TASK DETAILS – Which lines of the records contain "προὔτεινε"? Collect every one of them.

ENTRIES PROVIDED –
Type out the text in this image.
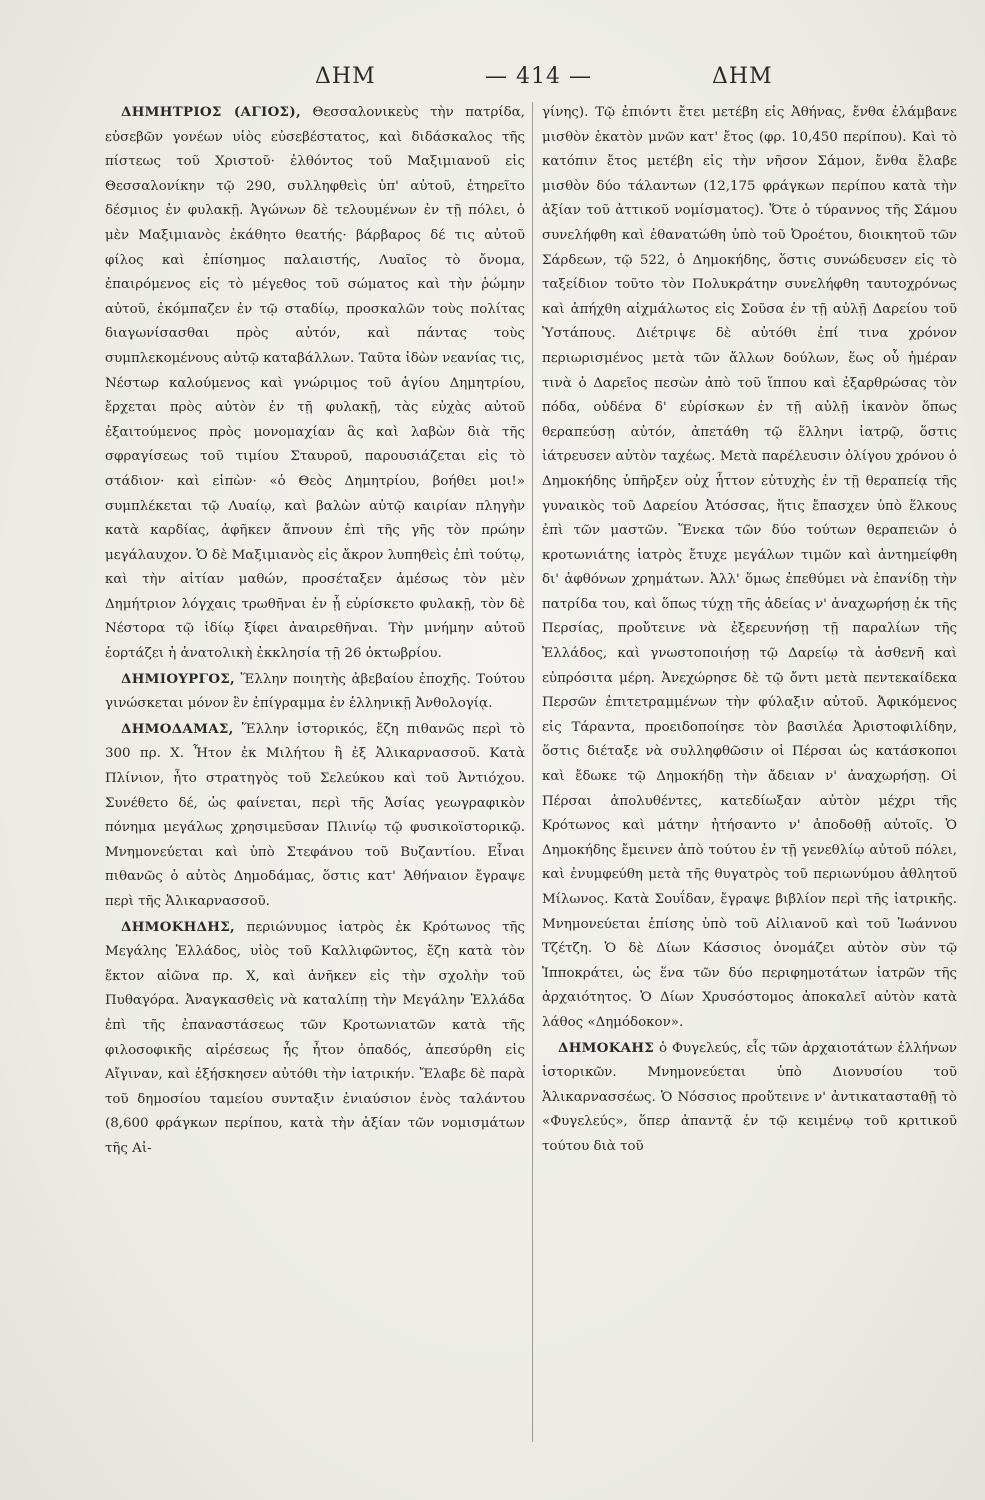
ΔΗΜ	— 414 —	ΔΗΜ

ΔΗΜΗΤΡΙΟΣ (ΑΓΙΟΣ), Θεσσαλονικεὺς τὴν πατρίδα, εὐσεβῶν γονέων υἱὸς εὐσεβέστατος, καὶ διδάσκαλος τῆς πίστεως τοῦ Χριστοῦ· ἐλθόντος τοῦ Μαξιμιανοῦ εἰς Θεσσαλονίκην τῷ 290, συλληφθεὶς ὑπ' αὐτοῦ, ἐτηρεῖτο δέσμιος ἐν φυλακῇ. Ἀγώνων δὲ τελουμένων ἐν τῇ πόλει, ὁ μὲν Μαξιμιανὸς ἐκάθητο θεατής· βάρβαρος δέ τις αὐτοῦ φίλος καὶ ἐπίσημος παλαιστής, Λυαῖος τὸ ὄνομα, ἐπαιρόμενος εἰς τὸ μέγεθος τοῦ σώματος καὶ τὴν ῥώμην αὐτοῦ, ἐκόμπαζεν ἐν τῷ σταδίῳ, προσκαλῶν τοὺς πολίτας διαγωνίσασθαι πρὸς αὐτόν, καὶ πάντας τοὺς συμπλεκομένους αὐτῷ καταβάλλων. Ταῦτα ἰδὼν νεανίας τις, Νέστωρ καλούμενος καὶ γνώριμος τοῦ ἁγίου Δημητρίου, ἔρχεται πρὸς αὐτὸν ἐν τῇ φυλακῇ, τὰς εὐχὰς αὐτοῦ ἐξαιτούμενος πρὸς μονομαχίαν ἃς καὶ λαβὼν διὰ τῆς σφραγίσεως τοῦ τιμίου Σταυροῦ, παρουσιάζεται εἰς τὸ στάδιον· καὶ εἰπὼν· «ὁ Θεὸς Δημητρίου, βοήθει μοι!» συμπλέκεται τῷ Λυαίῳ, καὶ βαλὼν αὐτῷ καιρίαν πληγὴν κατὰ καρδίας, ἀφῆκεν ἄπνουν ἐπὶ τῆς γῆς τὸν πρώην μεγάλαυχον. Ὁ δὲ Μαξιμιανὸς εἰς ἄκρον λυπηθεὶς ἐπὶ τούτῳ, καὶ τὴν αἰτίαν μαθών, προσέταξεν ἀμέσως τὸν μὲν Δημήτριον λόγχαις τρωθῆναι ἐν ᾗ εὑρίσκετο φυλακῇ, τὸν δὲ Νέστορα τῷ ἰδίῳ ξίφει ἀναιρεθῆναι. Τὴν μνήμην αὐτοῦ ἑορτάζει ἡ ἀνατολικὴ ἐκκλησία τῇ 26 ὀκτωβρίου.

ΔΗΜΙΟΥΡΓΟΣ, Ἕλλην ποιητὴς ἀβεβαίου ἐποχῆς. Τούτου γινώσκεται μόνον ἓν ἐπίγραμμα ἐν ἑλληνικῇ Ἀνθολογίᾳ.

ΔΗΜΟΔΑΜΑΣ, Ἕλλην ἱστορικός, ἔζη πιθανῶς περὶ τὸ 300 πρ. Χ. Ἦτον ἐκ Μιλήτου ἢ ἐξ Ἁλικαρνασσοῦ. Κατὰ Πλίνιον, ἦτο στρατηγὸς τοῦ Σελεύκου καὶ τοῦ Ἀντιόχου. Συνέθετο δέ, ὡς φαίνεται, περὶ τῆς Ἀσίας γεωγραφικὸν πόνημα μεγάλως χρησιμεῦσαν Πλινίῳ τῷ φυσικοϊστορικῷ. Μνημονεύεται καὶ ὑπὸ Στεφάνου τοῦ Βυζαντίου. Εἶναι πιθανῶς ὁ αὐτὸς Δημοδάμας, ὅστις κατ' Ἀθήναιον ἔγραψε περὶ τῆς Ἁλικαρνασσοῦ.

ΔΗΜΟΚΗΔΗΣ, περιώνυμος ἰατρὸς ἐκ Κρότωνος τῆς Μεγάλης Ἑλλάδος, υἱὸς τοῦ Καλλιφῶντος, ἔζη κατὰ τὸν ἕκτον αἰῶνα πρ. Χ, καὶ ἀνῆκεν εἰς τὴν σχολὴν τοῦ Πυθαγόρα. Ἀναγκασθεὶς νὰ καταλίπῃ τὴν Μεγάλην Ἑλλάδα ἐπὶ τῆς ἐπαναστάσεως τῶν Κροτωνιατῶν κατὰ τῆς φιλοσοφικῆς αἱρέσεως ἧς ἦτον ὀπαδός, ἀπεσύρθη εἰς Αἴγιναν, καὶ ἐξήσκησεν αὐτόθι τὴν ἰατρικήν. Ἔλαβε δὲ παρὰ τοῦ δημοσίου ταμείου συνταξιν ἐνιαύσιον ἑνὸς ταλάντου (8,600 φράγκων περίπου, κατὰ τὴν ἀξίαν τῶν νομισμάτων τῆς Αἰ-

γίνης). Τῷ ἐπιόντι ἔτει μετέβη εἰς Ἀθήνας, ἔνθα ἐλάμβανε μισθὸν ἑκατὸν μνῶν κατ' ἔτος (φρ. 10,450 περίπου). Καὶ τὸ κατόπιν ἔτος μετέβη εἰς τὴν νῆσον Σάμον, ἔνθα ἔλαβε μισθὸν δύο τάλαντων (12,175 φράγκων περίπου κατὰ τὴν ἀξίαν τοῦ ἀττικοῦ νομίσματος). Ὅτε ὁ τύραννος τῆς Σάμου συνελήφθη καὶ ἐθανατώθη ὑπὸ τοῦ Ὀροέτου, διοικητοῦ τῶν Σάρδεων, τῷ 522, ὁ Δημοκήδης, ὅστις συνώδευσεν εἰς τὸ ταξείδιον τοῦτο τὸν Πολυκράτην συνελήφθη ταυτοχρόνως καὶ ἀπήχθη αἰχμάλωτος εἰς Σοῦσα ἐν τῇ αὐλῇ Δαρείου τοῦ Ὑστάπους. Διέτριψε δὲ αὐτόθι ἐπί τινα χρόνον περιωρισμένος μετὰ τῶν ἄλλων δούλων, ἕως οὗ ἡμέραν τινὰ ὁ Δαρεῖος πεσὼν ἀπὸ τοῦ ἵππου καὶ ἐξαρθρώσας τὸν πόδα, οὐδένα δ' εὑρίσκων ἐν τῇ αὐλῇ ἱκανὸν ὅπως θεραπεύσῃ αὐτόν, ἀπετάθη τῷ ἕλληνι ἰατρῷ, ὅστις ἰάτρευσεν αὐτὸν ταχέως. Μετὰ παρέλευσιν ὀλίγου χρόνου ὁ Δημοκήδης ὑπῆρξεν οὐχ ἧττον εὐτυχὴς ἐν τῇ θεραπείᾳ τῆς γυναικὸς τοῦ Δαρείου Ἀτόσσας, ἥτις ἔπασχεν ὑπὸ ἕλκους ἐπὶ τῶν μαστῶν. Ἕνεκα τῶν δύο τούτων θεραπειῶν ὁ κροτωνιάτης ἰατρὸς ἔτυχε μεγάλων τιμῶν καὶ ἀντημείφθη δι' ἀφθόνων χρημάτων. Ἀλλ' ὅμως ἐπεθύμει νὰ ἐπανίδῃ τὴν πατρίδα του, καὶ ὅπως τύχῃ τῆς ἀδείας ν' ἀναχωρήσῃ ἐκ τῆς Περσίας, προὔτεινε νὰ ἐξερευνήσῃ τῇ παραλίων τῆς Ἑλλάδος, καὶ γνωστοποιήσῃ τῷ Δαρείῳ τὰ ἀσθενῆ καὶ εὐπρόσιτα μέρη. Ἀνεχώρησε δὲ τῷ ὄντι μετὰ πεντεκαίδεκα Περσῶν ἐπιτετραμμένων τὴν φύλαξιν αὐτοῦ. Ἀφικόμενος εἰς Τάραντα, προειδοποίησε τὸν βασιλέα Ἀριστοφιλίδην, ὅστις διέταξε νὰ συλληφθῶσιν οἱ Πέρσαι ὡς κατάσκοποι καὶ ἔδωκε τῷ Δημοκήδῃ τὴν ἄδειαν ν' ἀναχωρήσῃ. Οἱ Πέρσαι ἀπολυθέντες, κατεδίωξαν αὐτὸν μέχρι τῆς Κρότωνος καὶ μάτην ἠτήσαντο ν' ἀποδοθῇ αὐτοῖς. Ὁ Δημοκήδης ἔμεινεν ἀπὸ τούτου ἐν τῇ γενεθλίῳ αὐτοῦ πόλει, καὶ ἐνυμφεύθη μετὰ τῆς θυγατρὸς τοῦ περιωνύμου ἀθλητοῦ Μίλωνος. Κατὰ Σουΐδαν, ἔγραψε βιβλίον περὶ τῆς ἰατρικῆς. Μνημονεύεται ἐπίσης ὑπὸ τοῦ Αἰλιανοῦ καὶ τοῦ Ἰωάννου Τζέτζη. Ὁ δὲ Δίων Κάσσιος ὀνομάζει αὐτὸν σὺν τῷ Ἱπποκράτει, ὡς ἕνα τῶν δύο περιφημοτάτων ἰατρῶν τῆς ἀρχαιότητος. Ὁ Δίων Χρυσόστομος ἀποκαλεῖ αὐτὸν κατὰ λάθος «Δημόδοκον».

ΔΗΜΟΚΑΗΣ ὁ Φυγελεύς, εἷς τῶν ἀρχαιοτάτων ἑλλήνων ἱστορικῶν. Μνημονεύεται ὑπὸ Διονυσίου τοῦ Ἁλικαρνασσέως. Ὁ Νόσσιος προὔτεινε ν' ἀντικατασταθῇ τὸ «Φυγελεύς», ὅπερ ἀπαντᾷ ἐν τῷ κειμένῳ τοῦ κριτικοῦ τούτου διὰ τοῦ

TASK RESULT –
γίνης). Τῷ ἐπιόντι ἔτει μετέβη εἰς Ἀθήνας, ἔνθα ἐλάμβανε μισθὸν ἑκατὸν μνῶν κατ' ἔτος (φρ. 10,450 περίπου). Καὶ τὸ κατόπιν ἔτος μετέβη εἰς τὴν νῆσον Σάμον, ἔνθα ἔλαβε μισθὸν δύο τάλαντων (12,175 φράγκων περίπου κατὰ τὴν ἀξίαν τοῦ ἀττικοῦ νομίσματος). Ὅτε ὁ τύραννος τῆς Σάμου συνελήφθη καὶ ἐθανατώθη ὑπὸ τοῦ Ὀροέτου, διοικητοῦ τῶν Σάρδεων, τῷ 522, ὁ Δημοκήδης, ὅστις συνώδευσεν εἰς τὸ ταξείδιον τοῦτο τὸν Πολυκράτην συνελήφθη ταυτοχρόνως καὶ ἀπήχθη αἰχμάλωτος εἰς Σοῦσα ἐν τῇ αὐλῇ Δαρείου τοῦ Ὑστάπους. Διέτριψε δὲ αὐτόθι ἐπί τινα χρόνον περιωρισμένος μετὰ τῶν ἄλλων δούλων, ἕως οὗ ἡμέραν τινὰ ὁ Δαρεῖος πεσὼν ἀπὸ τοῦ ἵππου καὶ ἐξαρθρώσας τὸν πόδα, οὐδένα δ' εὑρίσκων ἐν τῇ αὐλῇ ἱκανὸν ὅπως θεραπεύσῃ αὐτόν, ἀπετάθη τῷ ἕλληνι ἰατρῷ, ὅστις ἰάτρευσεν αὐτὸν ταχέως. Μετὰ παρέλευσιν ὀλίγου χρόνου ὁ Δημοκήδης ὑπῆρξεν οὐχ ἧττον εὐτυχὴς ἐν τῇ θεραπείᾳ τῆς γυναικὸς τοῦ Δαρείου Ἀτόσσας, ἥτις ἔπασχεν ὑπὸ ἕλκους ἐπὶ τῶν μαστῶν. Ἕνεκα τῶν δύο τούτων θεραπειῶν ὁ κροτωνιάτης ἰατρὸς ἔτυχε μεγάλων τιμῶν καὶ ἀντημείφθη δι' ἀφθόνων χρημάτων. Ἀλλ' ὅμως ἐπεθύμει νὰ ἐπανίδῃ τὴν πατρίδα του, καὶ ὅπως τύχῃ τῆς ἀδείας ν' ἀναχωρήσῃ ἐκ τῆς Περσίας, προὔτεινε νὰ ἐξερευνήσῃ τῇ παραλίων τῆς Ἑλλάδος, καὶ γνωστοποιήσῃ τῷ Δαρείῳ τὰ ἀσθενῆ καὶ εὐπρόσιτα μέρη. Ἀνεχώρησε δὲ τῷ ὄντι μετὰ πεντεκαίδεκα Περσῶν ἐπιτετραμμένων τὴν φύλαξιν αὐτοῦ. Ἀφικόμενος εἰς Τάραντα, προειδοποίησε τὸν βασιλέα Ἀριστοφιλίδην, ὅστις διέταξε νὰ συλληφθῶσιν οἱ Πέρσαι ὡς κατάσκοποι καὶ ἔδωκε τῷ Δημοκήδῃ τὴν ἄδειαν ν' ἀναχωρήσῃ. Οἱ Πέρσαι ἀπολυθέντες, κατεδίωξαν αὐτὸν μέχρι τῆς Κρότωνος καὶ μάτην ἠτήσαντο ν' ἀποδοθῇ αὐτοῖς. Ὁ Δημοκήδης ἔμεινεν ἀπὸ τούτου ἐν τῇ γενεθλίῳ αὐτοῦ πόλει, καὶ ἐνυμφεύθη μετὰ τῆς θυγατρὸς τοῦ περιωνύμου ἀθλητοῦ Μίλωνος. Κατὰ Σουΐδαν, ἔγραψε βιβλίον περὶ τῆς ἰατρικῆς. Μνημονεύεται ἐπίσης ὑπὸ τοῦ Αἰλιανοῦ καὶ τοῦ Ἰωάννου Τζέτζη. Ὁ δὲ Δίων Κάσσιος ὀνομάζει αὐτὸν σὺν τῷ Ἱπποκράτει, ὡς ἕνα τῶν δύο περιφημοτάτων ἰατρῶν τῆς ἀρχαιότητος. Ὁ Δίων Χρυσόστομος ἀποκαλεῖ αὐτὸν κατὰ λάθος «Δημόδοκον».
ΔΗΜΟΚΑΗΣ ὁ Φυγελεύς, εἷς τῶν ἀρχαιοτάτων ἑλλήνων ἱστορικῶν. Μνημονεύεται ὑπὸ Διονυσίου τοῦ Ἁλικαρνασσέως. Ὁ Νόσσιος προὔτεινε ν' ἀντικατασταθῇ τὸ «Φυγελεύς», ὅπερ ἀπαντᾷ ἐν τῷ κειμένῳ τοῦ κριτικοῦ τούτου διὰ τοῦ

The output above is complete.